What the task asks: Every record that follows should be printed verbatim.

## BEGIN Material to process

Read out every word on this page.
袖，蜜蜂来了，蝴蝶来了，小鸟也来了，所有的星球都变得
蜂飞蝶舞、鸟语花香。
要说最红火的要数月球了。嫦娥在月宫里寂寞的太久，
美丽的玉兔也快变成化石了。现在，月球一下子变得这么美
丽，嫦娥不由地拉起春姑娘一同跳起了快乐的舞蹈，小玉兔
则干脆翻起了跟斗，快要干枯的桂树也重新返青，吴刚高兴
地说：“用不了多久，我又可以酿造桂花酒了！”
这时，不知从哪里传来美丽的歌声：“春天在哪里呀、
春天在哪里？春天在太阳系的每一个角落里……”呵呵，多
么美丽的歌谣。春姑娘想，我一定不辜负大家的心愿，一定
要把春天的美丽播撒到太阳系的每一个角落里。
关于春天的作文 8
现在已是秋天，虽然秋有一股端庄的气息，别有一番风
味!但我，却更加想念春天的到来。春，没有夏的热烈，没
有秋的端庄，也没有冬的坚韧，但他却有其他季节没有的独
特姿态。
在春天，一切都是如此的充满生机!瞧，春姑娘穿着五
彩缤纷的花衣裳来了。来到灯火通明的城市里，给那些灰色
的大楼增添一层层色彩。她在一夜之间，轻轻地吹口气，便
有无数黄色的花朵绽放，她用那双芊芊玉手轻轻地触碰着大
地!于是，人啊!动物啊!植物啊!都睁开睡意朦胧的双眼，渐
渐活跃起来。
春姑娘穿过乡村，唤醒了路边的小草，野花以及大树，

## END Material to process

Response:
Read out every word on this page.
袖，蜜蜂来了，蝴蝶来了，小鸟也来了，所有的星球都变得
蜂飞蝶舞、鸟语花香。
要说最红火的要数月球了。嫦娥在月宫里寂寞的太久，
美丽的玉兔也快变成化石了。现在，月球一下子变得这么美
丽，嫦娥不由地拉起春姑娘一同跳起了快乐的舞蹈，小玉兔
则干脆翻起了跟斗，快要干枯的桂树也重新返青，吴刚高兴
地说：“用不了多久，我又可以酿造桂花酒了！”
这时，不知从哪里传来美丽的歌声：“春天在哪里呀、
春天在哪里？春天在太阳系的每一个角落里……”呵呵，多
么美丽的歌谣。春姑娘想，我一定不辜负大家的心愿，一定
要把春天的美丽播撒到太阳系的每一个角落里。
关于春天的作文 8
现在已是秋天，虽然秋有一股端庄的气息，别有一番风
味!但我，却更加想念春天的到来。春，没有夏的热烈，没
有秋的端庄，也没有冬的坚韧，但他却有其他季节没有的独
特姿态。
在春天，一切都是如此的充满生机!瞧，春姑娘穿着五
彩缤纷的花衣裳来了。来到灯火通明的城市里，给那些灰色
的大楼增添一层层色彩。她在一夜之间，轻轻地吹口气，便
有无数黄色的花朵绽放，她用那双芊芊玉手轻轻地触碰着大
地!于是，人啊!动物啊!植物啊!都睁开睡意朦胧的双眼，渐
渐活跃起来。
春姑娘穿过乡村，唤醒了路边的小草，野花以及大树，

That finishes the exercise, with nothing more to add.